» **Instruction**
Output all the data exactly. Pictures do not belong in the copy.

(Extracted data entries)
-*-*-

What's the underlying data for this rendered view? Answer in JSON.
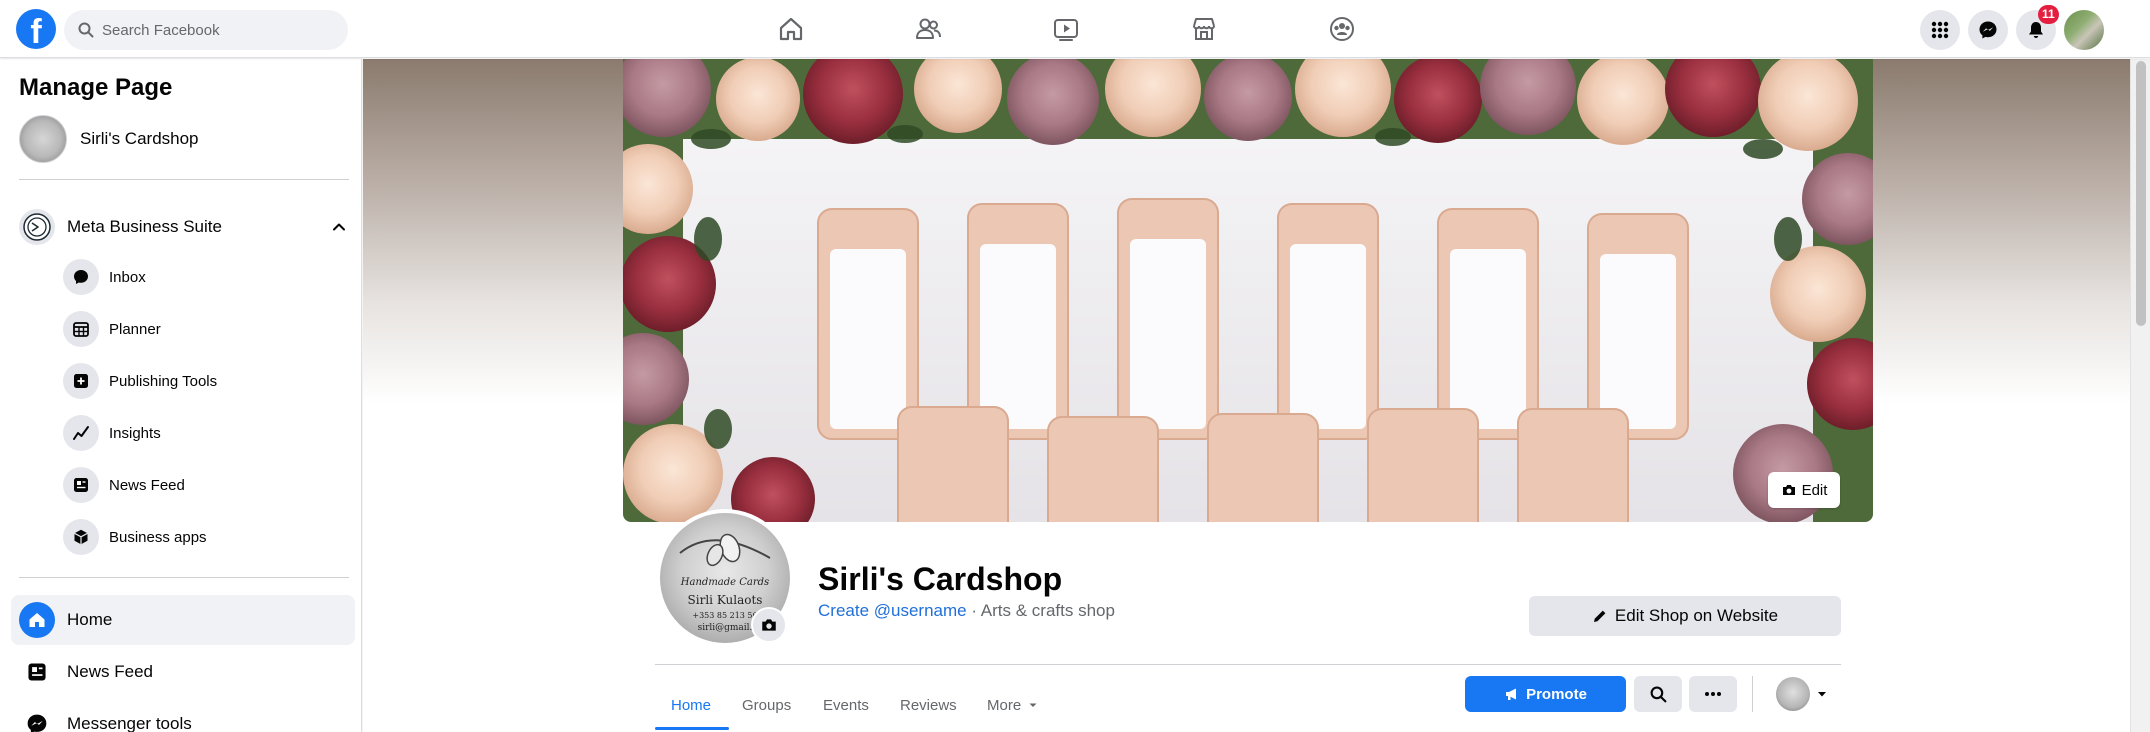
{
  "topbar": {
    "logo": "f",
    "search_placeholder": "Search Facebook",
    "notification_count": "11",
    "nav_icons": [
      "home-icon",
      "friends-icon",
      "watch-icon",
      "marketplace-icon",
      "groups-icon"
    ]
  },
  "sidebar": {
    "title": "Manage Page",
    "page_name": "Sirli's Cardshop",
    "suite_label": "Meta Business Suite",
    "sub_items": [
      {
        "label": "Inbox",
        "icon": "chat-bubble-icon"
      },
      {
        "label": "Planner",
        "icon": "calendar-icon"
      },
      {
        "label": "Publishing Tools",
        "icon": "publishing-tools-icon"
      },
      {
        "label": "Insights",
        "icon": "insights-icon"
      },
      {
        "label": "News Feed",
        "icon": "news-feed-icon"
      },
      {
        "label": "Business apps",
        "icon": "cube-icon"
      }
    ],
    "nav_items": [
      {
        "label": "Home",
        "icon": "home-icon",
        "active": true
      },
      {
        "label": "News Feed",
        "icon": "news-feed-icon",
        "active": false
      },
      {
        "label": "Messenger tools",
        "icon": "messenger-icon",
        "active": false
      }
    ]
  },
  "cover": {
    "edit_label": "Edit"
  },
  "profile": {
    "pic_text_line1": "Handmade Cards",
    "pic_text_line2": "Sirli Kulaots",
    "pic_text_line3": "+353 85 213 56",
    "pic_text_line4": "sirli@gmail."
  },
  "page": {
    "title": "Sirli's Cardshop",
    "username_link": "Create @username",
    "category": " · Arts & crafts shop",
    "edit_shop_label": "Edit Shop on Website"
  },
  "tabs": [
    {
      "label": "Home",
      "active": true
    },
    {
      "label": "Groups",
      "active": false
    },
    {
      "label": "Events",
      "active": false
    },
    {
      "label": "Reviews",
      "active": false
    },
    {
      "label": "More",
      "active": false
    }
  ],
  "actions": {
    "promote_label": "Promote"
  },
  "colors": {
    "brand": "#1877f2",
    "badge": "#e41e3f",
    "link": "#216fdb"
  }
}
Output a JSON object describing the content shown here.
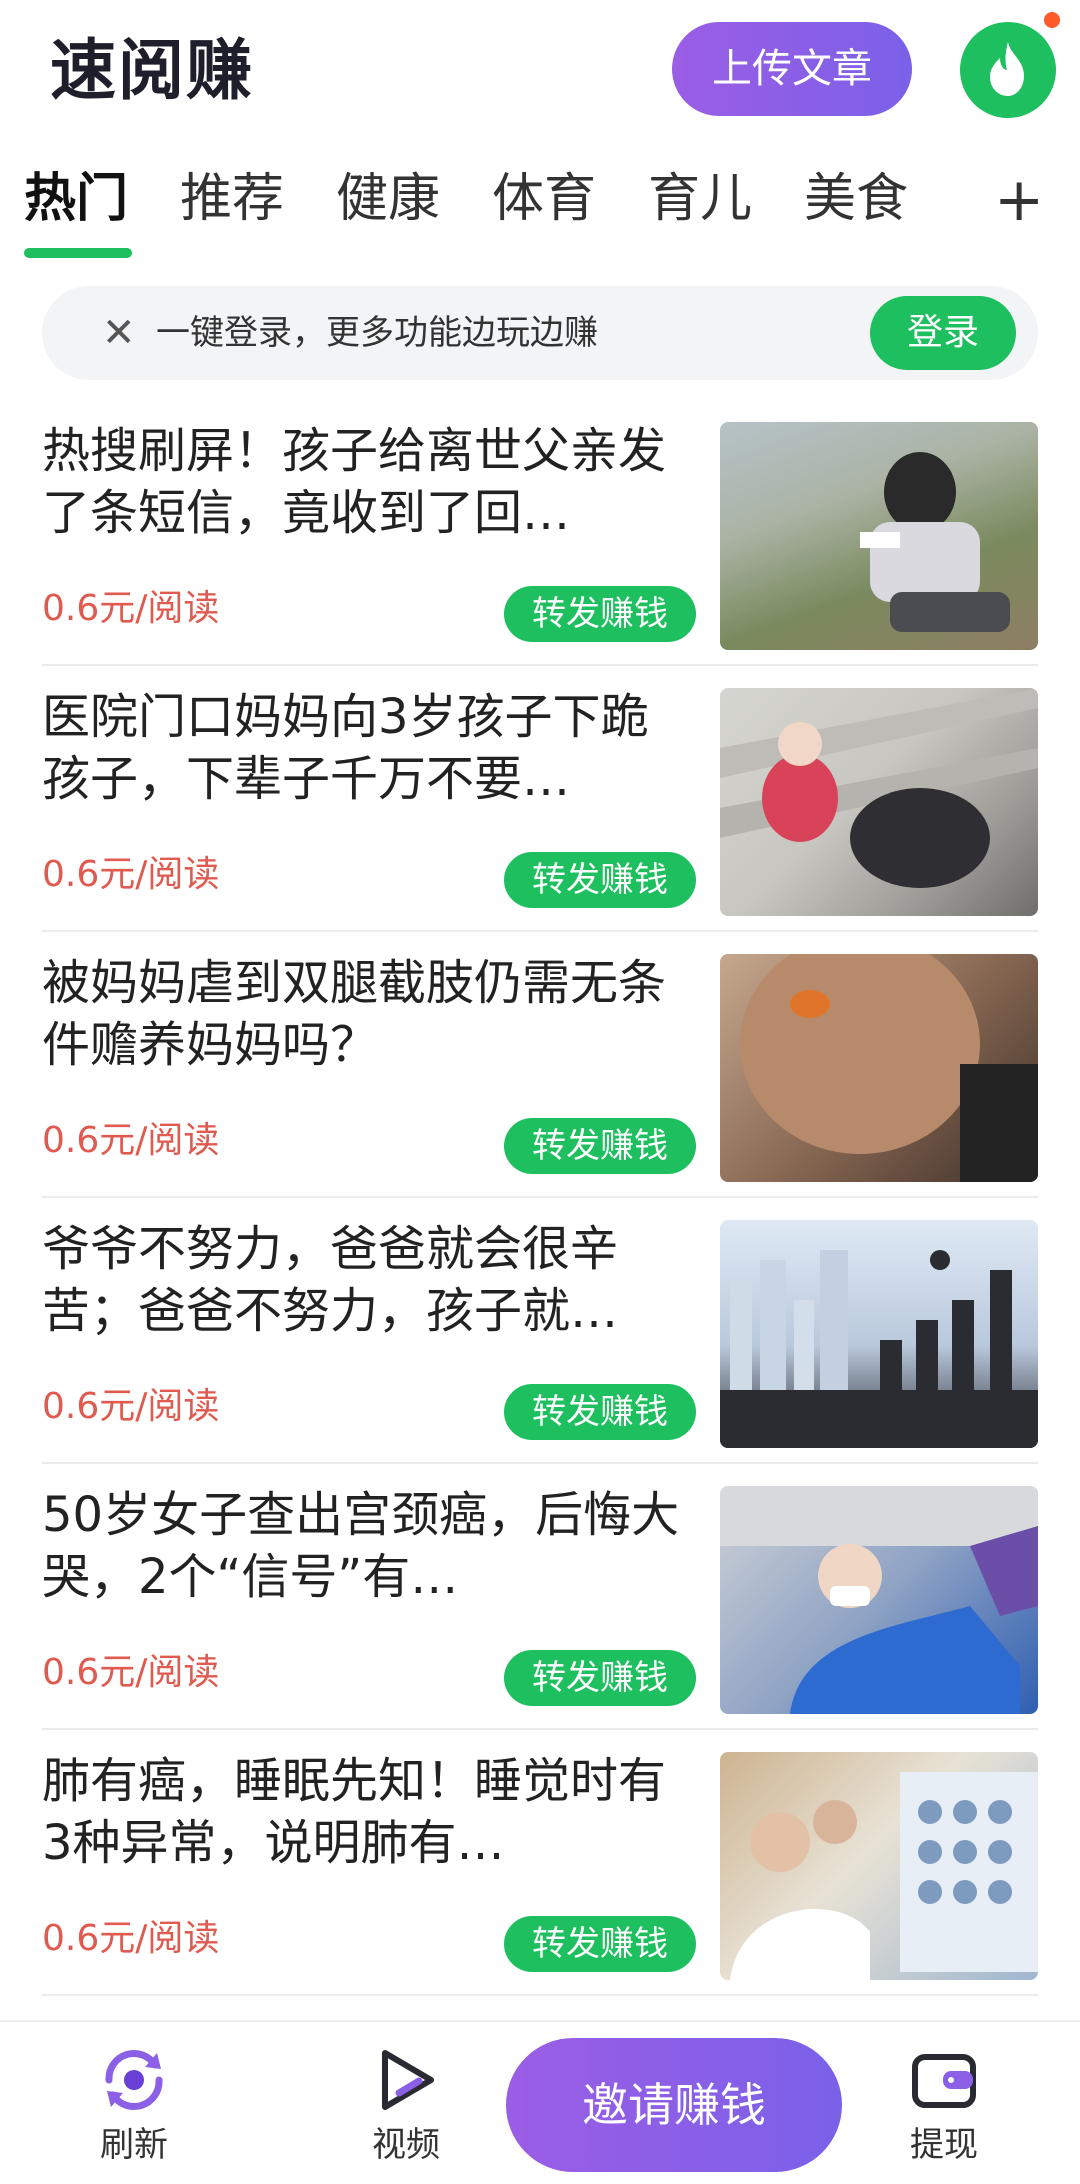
{
  "header": {
    "app_title": "速阅赚",
    "upload_label": "上传文章"
  },
  "tabs": [
    {
      "label": "热门",
      "active": true
    },
    {
      "label": "推荐"
    },
    {
      "label": "健康"
    },
    {
      "label": "体育"
    },
    {
      "label": "育儿"
    },
    {
      "label": "美食"
    }
  ],
  "tab_add": "+",
  "login_banner": {
    "text": "一键登录，更多功能边玩边赚",
    "button": "登录"
  },
  "news": [
    {
      "title": "热搜刷屏！孩子给离世父亲发了条短信，竟收到了回…",
      "price": "0.6元/阅读",
      "share": "转发赚钱"
    },
    {
      "title": "医院门口妈妈向3岁孩子下跪孩子，下辈子千万不要…",
      "price": "0.6元/阅读",
      "share": "转发赚钱"
    },
    {
      "title": "被妈妈虐到双腿截肢仍需无条件赡养妈妈吗？",
      "price": "0.6元/阅读",
      "share": "转发赚钱"
    },
    {
      "title": "爷爷不努力，爸爸就会很辛苦；爸爸不努力，孩子就…",
      "price": "0.6元/阅读",
      "share": "转发赚钱"
    },
    {
      "title": "50岁女子查出宫颈癌，后悔大哭，2个“信号”有…",
      "price": "0.6元/阅读",
      "share": "转发赚钱"
    },
    {
      "title": "肺有癌，睡眠先知！睡觉时有3种异常，说明肺有…",
      "price": "0.6元/阅读",
      "share": "转发赚钱"
    }
  ],
  "bottom_nav": {
    "refresh": "刷新",
    "video": "视频",
    "invite": "邀请赚钱",
    "withdraw": "提现"
  },
  "colors": {
    "accent_green": "#1dbf5e",
    "accent_purple": "#8b5fe6",
    "price_red": "#e05a4f"
  }
}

-*-*-

» **Solution to this task**
What's the underlying data for this rendered view? Answer in JSON.
{
  "topbar": {
    "logo": "f",
    "search_placeholder": "Search Facebook",
    "notification_count": "11",
    "nav_icons": [
      "home-icon",
      "friends-icon",
      "watch-icon",
      "marketplace-icon",
      "groups-icon"
    ]
  },
  "sidebar": {
    "title": "Manage Page",
    "page_name": "Sirli's Cardshop",
    "suite_label": "Meta Business Suite",
    "sub_items": [
      {
        "label": "Inbox",
        "icon": "chat-bubble-icon"
      },
      {
        "label": "Planner",
        "icon": "calendar-icon"
      },
      {
        "label": "Publishing Tools",
        "icon": "publishing-tools-icon"
      },
      {
        "label": "Insights",
        "icon": "insights-icon"
      },
      {
        "label": "News Feed",
        "icon": "news-feed-icon"
      },
      {
        "label": "Business apps",
        "icon": "cube-icon"
      }
    ],
    "nav_items": [
      {
        "label": "Home",
        "icon": "home-icon",
        "active": true
      },
      {
        "label": "News Feed",
        "icon": "news-feed-icon",
        "active": false
      },
      {
        "label": "Messenger tools",
        "icon": "messenger-icon",
        "active": false
      }
    ]
  },
  "cover": {
    "edit_label": "Edit"
  },
  "profile": {
    "pic_text_line1": "Handmade Cards",
    "pic_text_line2": "Sirli Kulaots",
    "pic_text_line3": "+353 85 213 56",
    "pic_text_line4": "sirli@gmail."
  },
  "page": {
    "title": "Sirli's Cardshop",
    "username_link": "Create @username",
    "category": " · Arts & crafts shop",
    "edit_shop_label": "Edit Shop on Website"
  },
  "tabs": [
    {
      "label": "Home",
      "active": true
    },
    {
      "label": "Groups",
      "active": false
    },
    {
      "label": "Events",
      "active": false
    },
    {
      "label": "Reviews",
      "active": false
    },
    {
      "label": "More",
      "active": false
    }
  ],
  "actions": {
    "promote_label": "Promote"
  },
  "colors": {
    "brand": "#1877f2",
    "badge": "#e41e3f",
    "link": "#216fdb"
  }
}
Output a JSON object describing the content shown here.
{
  "header": {
    "app_title": "速阅赚",
    "upload_label": "上传文章"
  },
  "tabs": [
    {
      "label": "热门",
      "active": true
    },
    {
      "label": "推荐"
    },
    {
      "label": "健康"
    },
    {
      "label": "体育"
    },
    {
      "label": "育儿"
    },
    {
      "label": "美食"
    }
  ],
  "tab_add": "+",
  "login_banner": {
    "text": "一键登录，更多功能边玩边赚",
    "button": "登录"
  },
  "news": [
    {
      "title": "热搜刷屏！孩子给离世父亲发了条短信，竟收到了回…",
      "price": "0.6元/阅读",
      "share": "转发赚钱"
    },
    {
      "title": "医院门口妈妈向3岁孩子下跪孩子，下辈子千万不要…",
      "price": "0.6元/阅读",
      "share": "转发赚钱"
    },
    {
      "title": "被妈妈虐到双腿截肢仍需无条件赡养妈妈吗？",
      "price": "0.6元/阅读",
      "share": "转发赚钱"
    },
    {
      "title": "爷爷不努力，爸爸就会很辛苦；爸爸不努力，孩子就…",
      "price": "0.6元/阅读",
      "share": "转发赚钱"
    },
    {
      "title": "50岁女子查出宫颈癌，后悔大哭，2个“信号”有…",
      "price": "0.6元/阅读",
      "share": "转发赚钱"
    },
    {
      "title": "肺有癌，睡眠先知！睡觉时有3种异常，说明肺有…",
      "price": "0.6元/阅读",
      "share": "转发赚钱"
    }
  ],
  "bottom_nav": {
    "refresh": "刷新",
    "video": "视频",
    "invite": "邀请赚钱",
    "withdraw": "提现"
  },
  "colors": {
    "accent_green": "#1dbf5e",
    "accent_purple": "#8b5fe6",
    "price_red": "#e05a4f"
  }
}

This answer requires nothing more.